---------- Supplied data ----------

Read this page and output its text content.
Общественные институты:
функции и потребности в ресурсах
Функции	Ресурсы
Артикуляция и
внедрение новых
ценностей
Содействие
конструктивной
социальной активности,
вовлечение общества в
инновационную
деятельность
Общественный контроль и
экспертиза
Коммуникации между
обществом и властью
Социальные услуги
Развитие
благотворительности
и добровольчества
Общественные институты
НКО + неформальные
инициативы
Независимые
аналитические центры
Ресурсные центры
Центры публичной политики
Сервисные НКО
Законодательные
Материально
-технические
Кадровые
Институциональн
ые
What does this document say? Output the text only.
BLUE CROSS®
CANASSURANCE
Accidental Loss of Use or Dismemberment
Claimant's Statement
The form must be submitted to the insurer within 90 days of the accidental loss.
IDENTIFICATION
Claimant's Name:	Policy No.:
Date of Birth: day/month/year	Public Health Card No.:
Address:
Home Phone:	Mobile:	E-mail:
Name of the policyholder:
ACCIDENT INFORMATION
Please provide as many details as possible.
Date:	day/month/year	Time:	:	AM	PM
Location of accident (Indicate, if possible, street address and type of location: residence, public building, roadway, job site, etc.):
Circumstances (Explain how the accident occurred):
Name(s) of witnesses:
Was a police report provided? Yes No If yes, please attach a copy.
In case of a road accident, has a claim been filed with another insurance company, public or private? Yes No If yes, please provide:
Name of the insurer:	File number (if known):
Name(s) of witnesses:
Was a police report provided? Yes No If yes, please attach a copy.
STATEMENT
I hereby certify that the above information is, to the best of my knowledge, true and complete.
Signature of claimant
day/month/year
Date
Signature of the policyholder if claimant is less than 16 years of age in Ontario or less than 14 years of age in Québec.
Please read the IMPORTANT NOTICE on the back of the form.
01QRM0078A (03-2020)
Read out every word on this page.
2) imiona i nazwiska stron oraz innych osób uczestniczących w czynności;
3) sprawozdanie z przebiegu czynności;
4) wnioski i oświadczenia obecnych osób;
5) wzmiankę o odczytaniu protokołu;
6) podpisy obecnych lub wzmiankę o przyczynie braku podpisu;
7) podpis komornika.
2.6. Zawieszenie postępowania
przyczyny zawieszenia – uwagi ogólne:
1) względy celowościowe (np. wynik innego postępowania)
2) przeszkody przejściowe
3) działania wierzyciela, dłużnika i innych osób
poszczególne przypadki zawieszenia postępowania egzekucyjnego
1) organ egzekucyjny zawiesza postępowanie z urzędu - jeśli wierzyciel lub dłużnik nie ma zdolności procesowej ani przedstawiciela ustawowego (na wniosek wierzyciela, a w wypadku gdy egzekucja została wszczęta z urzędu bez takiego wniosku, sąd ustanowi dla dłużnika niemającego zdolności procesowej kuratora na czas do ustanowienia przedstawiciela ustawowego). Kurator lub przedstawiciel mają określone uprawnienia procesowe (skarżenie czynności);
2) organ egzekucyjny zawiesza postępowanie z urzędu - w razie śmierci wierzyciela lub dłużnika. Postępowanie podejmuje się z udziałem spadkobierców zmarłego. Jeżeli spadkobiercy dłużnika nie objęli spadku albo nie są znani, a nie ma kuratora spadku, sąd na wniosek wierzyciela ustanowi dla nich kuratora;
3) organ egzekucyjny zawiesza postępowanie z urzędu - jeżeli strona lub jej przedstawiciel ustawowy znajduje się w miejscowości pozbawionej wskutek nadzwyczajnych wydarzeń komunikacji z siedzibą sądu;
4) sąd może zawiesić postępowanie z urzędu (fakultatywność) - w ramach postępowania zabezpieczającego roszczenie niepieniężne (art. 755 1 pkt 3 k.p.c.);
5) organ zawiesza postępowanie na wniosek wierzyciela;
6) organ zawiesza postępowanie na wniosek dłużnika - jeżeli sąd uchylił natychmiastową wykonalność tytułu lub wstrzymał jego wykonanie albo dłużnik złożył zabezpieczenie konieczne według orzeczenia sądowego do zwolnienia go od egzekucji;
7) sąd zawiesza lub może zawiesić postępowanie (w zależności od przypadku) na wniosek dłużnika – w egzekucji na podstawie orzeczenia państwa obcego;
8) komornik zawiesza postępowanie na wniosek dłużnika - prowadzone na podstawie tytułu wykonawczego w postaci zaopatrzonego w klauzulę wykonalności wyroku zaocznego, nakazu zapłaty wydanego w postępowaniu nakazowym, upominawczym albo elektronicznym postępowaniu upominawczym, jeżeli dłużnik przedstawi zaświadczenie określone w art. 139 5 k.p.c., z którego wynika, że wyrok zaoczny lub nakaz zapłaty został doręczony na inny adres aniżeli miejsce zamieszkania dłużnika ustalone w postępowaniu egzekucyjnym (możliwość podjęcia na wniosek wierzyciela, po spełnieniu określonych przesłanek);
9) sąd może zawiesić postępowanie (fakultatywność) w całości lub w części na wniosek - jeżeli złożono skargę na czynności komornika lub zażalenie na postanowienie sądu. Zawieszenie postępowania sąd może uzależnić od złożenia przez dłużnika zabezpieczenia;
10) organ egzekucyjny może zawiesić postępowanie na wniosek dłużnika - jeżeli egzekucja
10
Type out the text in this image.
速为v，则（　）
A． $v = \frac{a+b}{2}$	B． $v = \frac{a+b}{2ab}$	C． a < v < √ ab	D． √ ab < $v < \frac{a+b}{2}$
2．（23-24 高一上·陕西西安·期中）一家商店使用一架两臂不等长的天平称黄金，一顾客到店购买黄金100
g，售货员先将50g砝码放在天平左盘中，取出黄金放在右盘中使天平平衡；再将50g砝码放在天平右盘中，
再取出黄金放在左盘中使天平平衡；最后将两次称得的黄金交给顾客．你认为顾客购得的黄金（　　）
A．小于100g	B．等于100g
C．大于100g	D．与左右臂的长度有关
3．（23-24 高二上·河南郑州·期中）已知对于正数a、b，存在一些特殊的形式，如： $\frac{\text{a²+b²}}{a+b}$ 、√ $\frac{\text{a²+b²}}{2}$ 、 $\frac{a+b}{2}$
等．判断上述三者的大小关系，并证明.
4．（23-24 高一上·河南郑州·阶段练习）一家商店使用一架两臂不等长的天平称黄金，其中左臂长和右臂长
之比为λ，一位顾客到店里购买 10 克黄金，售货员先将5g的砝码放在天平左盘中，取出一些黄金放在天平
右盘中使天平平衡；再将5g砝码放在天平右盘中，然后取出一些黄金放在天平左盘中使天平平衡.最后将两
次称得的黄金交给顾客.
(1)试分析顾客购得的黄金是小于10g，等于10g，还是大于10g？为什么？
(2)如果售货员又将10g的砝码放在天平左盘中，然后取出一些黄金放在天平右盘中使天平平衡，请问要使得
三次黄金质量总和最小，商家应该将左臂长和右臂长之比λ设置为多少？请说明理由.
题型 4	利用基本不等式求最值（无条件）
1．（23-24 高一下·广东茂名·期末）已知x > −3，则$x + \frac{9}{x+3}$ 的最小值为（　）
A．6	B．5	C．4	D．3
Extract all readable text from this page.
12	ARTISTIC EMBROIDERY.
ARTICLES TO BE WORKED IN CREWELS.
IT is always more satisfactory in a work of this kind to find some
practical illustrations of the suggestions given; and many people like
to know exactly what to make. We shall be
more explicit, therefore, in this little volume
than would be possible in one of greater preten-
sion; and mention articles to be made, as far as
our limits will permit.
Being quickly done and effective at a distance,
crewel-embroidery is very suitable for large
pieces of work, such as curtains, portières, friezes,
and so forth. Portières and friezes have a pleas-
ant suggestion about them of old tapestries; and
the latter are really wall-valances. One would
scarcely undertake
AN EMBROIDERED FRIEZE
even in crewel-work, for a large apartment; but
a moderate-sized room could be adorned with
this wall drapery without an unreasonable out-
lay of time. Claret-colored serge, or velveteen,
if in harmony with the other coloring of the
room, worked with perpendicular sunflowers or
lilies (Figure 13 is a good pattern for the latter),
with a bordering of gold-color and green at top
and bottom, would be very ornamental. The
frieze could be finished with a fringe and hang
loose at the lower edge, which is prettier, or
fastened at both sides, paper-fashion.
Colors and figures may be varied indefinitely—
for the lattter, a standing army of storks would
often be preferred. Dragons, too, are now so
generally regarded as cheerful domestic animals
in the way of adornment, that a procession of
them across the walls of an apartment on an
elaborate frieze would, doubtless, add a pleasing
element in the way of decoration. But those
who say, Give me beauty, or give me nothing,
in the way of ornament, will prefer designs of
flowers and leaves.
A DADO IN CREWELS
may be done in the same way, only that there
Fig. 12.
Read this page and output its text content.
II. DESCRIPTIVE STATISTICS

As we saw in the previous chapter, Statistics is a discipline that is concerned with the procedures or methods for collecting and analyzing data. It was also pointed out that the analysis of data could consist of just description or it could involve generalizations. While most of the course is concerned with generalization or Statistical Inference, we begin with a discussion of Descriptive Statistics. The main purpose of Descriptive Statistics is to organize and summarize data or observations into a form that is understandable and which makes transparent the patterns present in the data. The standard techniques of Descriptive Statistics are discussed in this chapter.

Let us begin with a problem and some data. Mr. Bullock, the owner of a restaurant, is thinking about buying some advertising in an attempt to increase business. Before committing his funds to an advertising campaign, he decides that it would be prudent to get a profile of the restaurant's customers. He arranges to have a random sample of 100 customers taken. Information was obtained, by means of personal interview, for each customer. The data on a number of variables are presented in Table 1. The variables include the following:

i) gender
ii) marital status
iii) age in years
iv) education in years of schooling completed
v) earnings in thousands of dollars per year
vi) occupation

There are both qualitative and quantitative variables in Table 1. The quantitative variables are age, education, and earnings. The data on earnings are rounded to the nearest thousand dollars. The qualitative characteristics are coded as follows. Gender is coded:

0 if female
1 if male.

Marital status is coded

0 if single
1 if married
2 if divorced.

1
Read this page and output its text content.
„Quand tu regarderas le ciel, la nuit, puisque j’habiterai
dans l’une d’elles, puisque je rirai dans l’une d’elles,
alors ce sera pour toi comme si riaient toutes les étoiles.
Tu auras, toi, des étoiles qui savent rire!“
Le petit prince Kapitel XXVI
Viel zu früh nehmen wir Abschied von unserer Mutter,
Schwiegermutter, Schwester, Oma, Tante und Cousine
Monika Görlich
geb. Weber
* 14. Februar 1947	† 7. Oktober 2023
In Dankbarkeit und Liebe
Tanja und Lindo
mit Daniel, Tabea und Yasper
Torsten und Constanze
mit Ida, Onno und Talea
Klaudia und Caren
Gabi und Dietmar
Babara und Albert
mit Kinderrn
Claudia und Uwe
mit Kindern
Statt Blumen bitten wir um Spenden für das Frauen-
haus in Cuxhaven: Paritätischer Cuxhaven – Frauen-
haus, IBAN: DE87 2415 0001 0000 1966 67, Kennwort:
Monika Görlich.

----------

* **Task**
For the listing above, identify each line bearing "puisque".

* **Answer below**
„Quand tu regarderas le ciel, la nuit, puisque j’habiterai
dans l’une d’elles, puisque je rirai dans l’une d’elles,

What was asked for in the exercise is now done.